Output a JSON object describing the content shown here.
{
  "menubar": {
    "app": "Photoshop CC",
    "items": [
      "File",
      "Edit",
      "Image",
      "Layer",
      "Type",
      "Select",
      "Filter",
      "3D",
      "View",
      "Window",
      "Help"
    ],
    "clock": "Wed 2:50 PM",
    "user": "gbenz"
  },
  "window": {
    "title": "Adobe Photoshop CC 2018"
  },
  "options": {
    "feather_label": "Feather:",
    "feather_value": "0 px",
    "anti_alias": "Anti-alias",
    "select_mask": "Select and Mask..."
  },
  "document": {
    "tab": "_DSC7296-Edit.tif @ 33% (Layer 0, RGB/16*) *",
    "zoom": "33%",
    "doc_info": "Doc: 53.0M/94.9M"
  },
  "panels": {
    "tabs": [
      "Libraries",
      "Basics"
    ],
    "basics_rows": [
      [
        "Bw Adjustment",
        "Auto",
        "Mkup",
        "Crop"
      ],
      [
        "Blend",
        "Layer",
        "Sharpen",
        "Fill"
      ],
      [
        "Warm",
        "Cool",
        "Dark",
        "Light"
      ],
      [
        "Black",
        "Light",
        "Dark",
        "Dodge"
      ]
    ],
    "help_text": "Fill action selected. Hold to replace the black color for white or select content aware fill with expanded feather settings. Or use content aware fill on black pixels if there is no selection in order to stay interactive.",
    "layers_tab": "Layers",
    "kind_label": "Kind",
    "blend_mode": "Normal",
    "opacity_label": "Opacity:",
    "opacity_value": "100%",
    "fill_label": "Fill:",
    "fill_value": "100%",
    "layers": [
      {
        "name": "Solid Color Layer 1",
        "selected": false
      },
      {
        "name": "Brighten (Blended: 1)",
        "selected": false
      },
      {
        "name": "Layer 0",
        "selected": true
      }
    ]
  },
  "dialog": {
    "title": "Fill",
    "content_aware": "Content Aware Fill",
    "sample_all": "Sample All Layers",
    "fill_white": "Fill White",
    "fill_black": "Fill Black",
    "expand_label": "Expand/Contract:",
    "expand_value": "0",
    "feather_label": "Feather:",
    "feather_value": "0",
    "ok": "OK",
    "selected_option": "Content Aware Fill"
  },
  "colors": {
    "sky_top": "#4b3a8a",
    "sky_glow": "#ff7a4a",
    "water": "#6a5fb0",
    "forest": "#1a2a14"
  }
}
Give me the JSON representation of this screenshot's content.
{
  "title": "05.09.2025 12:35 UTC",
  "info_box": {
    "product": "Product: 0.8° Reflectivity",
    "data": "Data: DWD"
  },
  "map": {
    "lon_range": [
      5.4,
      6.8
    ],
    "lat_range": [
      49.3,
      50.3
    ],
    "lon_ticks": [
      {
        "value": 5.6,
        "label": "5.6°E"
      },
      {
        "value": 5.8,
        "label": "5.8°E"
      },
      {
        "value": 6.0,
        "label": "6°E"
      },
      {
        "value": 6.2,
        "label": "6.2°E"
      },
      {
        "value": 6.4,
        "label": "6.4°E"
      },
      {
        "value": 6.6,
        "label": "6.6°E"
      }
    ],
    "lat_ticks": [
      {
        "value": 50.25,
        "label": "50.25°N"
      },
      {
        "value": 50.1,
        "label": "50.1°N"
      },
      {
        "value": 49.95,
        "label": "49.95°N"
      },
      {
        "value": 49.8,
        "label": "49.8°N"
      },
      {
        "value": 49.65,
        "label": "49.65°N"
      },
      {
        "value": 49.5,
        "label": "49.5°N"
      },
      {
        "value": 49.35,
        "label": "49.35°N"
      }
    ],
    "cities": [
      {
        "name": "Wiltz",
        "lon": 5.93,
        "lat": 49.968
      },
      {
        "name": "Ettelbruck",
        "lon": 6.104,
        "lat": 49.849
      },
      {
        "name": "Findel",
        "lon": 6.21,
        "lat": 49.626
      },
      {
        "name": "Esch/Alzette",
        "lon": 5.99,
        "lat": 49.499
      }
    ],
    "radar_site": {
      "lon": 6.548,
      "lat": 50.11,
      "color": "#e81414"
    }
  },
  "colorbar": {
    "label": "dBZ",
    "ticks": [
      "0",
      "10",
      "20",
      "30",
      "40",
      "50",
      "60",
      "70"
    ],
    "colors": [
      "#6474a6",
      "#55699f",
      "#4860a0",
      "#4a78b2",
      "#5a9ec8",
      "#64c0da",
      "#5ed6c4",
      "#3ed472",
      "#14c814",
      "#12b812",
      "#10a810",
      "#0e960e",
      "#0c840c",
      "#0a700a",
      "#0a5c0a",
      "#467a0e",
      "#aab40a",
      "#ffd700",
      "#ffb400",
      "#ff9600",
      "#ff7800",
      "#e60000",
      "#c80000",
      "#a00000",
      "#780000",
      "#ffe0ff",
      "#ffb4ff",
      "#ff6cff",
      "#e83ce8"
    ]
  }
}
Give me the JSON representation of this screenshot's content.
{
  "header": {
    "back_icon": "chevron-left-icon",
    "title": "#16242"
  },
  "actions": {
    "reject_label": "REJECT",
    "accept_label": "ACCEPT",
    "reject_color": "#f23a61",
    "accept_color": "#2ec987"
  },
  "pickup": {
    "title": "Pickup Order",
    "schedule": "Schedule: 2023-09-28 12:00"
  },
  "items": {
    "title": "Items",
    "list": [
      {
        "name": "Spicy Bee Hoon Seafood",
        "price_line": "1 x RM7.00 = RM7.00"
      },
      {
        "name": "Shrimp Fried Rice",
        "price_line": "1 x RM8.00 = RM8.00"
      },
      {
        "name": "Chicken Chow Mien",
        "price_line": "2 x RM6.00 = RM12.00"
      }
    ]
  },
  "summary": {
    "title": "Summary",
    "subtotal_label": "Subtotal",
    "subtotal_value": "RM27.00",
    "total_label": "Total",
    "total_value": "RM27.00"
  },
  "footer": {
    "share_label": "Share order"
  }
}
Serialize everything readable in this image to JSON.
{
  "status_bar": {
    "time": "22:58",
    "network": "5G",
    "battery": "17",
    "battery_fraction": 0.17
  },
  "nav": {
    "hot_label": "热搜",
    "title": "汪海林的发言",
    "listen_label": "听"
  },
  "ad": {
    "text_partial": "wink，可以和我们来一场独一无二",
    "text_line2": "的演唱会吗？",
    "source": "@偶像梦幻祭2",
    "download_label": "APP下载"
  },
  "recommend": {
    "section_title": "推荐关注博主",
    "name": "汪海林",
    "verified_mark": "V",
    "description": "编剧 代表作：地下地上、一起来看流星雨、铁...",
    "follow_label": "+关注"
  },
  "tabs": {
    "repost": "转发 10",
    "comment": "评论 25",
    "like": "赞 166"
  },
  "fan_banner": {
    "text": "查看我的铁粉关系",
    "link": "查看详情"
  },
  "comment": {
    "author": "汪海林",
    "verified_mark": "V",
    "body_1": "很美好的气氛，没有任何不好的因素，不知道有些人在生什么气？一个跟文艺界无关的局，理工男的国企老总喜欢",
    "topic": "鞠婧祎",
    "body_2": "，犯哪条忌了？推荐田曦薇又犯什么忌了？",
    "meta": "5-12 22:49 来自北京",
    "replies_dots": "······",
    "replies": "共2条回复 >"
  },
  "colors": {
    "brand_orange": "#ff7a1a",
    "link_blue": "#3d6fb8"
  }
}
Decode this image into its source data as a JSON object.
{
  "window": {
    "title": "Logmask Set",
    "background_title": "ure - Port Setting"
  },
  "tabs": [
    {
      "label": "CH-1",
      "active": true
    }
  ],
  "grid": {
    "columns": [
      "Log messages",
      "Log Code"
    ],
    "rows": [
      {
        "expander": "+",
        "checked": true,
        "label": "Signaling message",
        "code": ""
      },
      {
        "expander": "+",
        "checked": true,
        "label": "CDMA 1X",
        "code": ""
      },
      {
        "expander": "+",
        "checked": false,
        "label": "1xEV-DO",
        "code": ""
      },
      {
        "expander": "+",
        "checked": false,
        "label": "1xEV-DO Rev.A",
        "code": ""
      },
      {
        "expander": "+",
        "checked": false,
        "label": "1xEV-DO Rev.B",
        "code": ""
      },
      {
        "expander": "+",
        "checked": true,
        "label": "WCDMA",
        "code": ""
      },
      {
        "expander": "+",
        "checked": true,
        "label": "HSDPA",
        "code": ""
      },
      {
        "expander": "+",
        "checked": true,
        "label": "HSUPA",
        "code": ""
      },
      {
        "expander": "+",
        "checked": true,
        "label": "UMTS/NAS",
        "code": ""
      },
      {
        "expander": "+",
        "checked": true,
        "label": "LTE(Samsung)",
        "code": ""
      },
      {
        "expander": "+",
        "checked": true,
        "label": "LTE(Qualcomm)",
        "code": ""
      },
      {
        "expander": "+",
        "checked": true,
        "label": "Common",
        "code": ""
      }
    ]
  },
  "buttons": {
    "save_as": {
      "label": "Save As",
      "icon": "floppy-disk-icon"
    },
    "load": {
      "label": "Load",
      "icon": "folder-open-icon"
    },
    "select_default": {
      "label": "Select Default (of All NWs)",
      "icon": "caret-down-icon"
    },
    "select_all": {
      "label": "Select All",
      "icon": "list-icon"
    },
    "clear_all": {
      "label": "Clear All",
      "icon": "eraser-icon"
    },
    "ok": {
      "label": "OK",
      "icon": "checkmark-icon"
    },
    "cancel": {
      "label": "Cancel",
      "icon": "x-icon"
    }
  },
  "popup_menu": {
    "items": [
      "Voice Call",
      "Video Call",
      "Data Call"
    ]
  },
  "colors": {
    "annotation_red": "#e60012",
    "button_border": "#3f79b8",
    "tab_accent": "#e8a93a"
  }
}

========================================

Directions: What is the number of lines in the records that contain "this"? Give that number only.

The solution: 4